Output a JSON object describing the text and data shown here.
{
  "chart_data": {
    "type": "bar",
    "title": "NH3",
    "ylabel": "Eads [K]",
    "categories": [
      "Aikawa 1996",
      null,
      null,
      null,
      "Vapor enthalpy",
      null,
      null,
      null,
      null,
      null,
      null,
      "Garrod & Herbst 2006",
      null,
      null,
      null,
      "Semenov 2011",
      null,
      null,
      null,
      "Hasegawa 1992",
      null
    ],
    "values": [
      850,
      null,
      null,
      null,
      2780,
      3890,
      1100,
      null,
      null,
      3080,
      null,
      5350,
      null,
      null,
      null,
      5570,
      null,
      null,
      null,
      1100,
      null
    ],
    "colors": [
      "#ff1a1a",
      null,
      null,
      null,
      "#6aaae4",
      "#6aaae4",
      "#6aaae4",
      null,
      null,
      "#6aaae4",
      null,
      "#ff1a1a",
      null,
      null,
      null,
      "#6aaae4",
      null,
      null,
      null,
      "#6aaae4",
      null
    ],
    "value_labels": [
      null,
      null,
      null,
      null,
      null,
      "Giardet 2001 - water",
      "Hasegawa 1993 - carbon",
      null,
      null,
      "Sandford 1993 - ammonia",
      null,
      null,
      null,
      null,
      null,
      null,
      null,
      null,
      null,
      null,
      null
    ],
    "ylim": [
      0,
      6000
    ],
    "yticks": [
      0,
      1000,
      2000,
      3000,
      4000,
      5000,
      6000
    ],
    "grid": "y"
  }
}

◆ ◆ ◆ ◆ ◆ ◆ ◆

WHAT IS EXPECTED: Go through the records and print each one exactly.

OUTPUT OF THE TASK:
Output a JSON object describing the text and data shown here.
{
  "chart_data": {
    "type": "bar",
    "title": "NH3",
    "ylabel": "Eads [K]",
    "categories": [
      "Aikawa 1996",
      null,
      null,
      null,
      "Vapor enthalpy",
      null,
      null,
      null,
      null,
      null,
      null,
      "Garrod & Herbst 2006",
      null,
      null,
      null,
      "Semenov 2011",
      null,
      null,
      null,
      "Hasegawa 1992",
      null
    ],
    "values": [
      850,
      null,
      null,
      null,
      2780,
      3890,
      1100,
      null,
      null,
      3080,
      null,
      5350,
      null,
      null,
      null,
      5570,
      null,
      null,
      null,
      1100,
      null
    ],
    "colors": [
      "#ff1a1a",
      null,
      null,
      null,
      "#6aaae4",
      "#6aaae4",
      "#6aaae4",
      null,
      null,
      "#6aaae4",
      null,
      "#ff1a1a",
      null,
      null,
      null,
      "#6aaae4",
      null,
      null,
      null,
      "#6aaae4",
      null
    ],
    "value_labels": [
      null,
      null,
      null,
      null,
      null,
      "Giardet 2001 - water",
      "Hasegawa 1993 - carbon",
      null,
      null,
      "Sandford 1993 - ammonia",
      null,
      null,
      null,
      null,
      null,
      null,
      null,
      null,
      null,
      null,
      null
    ],
    "ylim": [
      0,
      6000
    ],
    "yticks": [
      0,
      1000,
      2000,
      3000,
      4000,
      5000,
      6000
    ],
    "grid": "y"
  }
}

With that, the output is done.